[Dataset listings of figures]
_ _ _

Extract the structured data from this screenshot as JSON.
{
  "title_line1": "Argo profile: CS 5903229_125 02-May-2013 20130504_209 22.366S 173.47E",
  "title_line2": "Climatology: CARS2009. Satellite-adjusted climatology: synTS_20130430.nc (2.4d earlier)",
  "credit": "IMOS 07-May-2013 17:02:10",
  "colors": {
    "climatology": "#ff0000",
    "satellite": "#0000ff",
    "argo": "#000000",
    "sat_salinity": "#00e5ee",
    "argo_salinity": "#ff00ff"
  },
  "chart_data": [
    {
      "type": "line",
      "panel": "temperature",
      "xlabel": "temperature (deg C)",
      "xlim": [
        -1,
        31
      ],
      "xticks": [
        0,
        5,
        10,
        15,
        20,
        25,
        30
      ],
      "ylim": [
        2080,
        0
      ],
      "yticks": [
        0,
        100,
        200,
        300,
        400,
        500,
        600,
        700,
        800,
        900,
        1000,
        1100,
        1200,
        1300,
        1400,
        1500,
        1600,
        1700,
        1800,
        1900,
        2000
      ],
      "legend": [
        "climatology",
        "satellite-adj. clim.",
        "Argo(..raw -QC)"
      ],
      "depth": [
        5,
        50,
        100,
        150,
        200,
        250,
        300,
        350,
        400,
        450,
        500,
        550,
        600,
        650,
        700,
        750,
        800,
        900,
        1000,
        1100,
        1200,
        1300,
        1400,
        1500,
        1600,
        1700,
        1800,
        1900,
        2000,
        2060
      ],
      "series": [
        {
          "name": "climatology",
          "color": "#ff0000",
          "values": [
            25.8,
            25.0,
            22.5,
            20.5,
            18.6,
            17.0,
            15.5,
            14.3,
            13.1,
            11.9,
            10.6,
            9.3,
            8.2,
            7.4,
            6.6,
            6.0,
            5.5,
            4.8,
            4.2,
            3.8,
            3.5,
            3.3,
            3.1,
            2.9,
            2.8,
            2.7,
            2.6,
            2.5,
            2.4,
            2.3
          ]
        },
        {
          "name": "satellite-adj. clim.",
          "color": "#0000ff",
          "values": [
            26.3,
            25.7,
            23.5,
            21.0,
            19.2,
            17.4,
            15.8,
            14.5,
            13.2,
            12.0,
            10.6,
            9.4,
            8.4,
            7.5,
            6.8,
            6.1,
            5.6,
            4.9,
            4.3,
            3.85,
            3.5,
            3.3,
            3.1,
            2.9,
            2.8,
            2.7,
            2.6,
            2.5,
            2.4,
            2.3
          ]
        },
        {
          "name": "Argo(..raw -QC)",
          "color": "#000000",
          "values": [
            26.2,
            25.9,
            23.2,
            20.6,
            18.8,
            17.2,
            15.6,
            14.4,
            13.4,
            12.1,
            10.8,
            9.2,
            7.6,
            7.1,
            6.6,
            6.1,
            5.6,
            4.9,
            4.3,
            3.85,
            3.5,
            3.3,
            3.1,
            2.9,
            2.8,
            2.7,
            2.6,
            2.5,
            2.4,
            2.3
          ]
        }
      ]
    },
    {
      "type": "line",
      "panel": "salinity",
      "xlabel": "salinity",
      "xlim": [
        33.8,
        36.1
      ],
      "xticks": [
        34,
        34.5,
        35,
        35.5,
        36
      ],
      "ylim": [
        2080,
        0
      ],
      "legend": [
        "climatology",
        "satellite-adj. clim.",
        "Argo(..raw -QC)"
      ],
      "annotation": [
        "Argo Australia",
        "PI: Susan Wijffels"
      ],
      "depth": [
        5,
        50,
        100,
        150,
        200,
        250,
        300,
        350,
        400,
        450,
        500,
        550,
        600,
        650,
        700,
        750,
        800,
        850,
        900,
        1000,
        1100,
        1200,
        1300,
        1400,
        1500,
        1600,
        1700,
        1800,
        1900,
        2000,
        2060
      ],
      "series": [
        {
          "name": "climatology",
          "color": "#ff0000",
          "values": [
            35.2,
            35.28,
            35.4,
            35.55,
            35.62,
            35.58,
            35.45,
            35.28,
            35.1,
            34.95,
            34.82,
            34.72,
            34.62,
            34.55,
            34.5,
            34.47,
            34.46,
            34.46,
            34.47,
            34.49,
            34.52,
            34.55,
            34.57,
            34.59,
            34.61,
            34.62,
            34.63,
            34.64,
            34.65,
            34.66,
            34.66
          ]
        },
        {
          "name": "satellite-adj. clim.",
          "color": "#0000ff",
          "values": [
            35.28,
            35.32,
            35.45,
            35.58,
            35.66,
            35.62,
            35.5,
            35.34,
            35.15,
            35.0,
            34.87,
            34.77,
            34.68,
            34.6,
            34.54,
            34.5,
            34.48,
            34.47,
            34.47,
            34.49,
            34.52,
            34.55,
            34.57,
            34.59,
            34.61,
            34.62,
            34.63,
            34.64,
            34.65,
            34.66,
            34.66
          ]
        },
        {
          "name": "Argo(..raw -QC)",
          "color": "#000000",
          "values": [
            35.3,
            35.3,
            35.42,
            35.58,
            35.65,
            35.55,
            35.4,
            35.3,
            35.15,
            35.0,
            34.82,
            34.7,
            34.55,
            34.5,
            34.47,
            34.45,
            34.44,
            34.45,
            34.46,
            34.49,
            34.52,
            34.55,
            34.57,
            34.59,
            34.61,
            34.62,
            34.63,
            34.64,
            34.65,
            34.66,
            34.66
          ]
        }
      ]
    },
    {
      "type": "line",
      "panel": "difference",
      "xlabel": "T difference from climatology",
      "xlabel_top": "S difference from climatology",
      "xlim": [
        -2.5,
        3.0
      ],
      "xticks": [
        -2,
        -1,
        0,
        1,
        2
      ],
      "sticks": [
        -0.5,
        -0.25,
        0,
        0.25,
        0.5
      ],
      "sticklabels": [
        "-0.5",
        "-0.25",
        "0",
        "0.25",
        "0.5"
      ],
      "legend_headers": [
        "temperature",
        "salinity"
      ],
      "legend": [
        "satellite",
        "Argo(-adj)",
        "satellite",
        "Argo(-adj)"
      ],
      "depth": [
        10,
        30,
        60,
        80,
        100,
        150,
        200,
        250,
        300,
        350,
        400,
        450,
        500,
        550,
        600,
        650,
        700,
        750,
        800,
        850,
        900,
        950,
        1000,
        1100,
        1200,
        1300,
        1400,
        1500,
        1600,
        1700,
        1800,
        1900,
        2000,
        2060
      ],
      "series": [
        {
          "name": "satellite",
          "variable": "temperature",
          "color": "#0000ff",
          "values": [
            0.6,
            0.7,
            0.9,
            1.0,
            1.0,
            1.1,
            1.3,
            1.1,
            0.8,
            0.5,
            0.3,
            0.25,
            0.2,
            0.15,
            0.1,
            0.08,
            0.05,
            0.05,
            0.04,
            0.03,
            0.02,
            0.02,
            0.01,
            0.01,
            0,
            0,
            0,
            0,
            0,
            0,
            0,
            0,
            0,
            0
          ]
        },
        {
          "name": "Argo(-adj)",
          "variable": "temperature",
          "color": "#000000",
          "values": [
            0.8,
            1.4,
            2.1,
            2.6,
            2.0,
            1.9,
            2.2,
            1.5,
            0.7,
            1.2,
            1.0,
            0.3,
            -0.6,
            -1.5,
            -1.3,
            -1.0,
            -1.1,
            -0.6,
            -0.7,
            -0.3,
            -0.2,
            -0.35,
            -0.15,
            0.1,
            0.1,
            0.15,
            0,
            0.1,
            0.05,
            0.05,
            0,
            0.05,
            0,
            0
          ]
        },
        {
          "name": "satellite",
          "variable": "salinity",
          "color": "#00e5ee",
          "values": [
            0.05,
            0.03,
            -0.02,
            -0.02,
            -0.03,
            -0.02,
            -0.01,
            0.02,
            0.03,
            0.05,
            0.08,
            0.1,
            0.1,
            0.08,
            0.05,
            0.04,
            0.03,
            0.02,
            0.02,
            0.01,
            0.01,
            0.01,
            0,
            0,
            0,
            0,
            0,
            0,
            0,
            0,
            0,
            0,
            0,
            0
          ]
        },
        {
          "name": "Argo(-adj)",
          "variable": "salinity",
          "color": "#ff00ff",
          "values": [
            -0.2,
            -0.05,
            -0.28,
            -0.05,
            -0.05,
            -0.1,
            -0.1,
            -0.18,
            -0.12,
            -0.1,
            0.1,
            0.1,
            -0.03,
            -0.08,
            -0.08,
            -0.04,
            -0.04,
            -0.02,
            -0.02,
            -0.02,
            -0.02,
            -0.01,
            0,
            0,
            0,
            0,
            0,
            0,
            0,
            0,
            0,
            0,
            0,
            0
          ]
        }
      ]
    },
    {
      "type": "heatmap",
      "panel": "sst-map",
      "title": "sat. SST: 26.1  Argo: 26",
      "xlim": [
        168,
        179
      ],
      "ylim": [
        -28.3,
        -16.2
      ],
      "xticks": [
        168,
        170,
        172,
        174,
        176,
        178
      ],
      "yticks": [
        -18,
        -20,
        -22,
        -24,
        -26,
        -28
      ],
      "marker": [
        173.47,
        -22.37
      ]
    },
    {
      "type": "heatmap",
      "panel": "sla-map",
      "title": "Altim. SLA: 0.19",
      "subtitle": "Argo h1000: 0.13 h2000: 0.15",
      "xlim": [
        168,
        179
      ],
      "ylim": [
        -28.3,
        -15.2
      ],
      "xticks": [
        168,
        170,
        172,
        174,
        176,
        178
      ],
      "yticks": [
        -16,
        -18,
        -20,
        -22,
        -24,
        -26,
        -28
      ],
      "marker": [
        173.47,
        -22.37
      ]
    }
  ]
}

_ _ _

### Work to do:
From the entries above, list each line with "panel" in it.

### Result:
      "panel": "temperature",
      "panel": "salinity",
      "panel": "difference",
      "panel": "sst-map",
      "panel": "sla-map",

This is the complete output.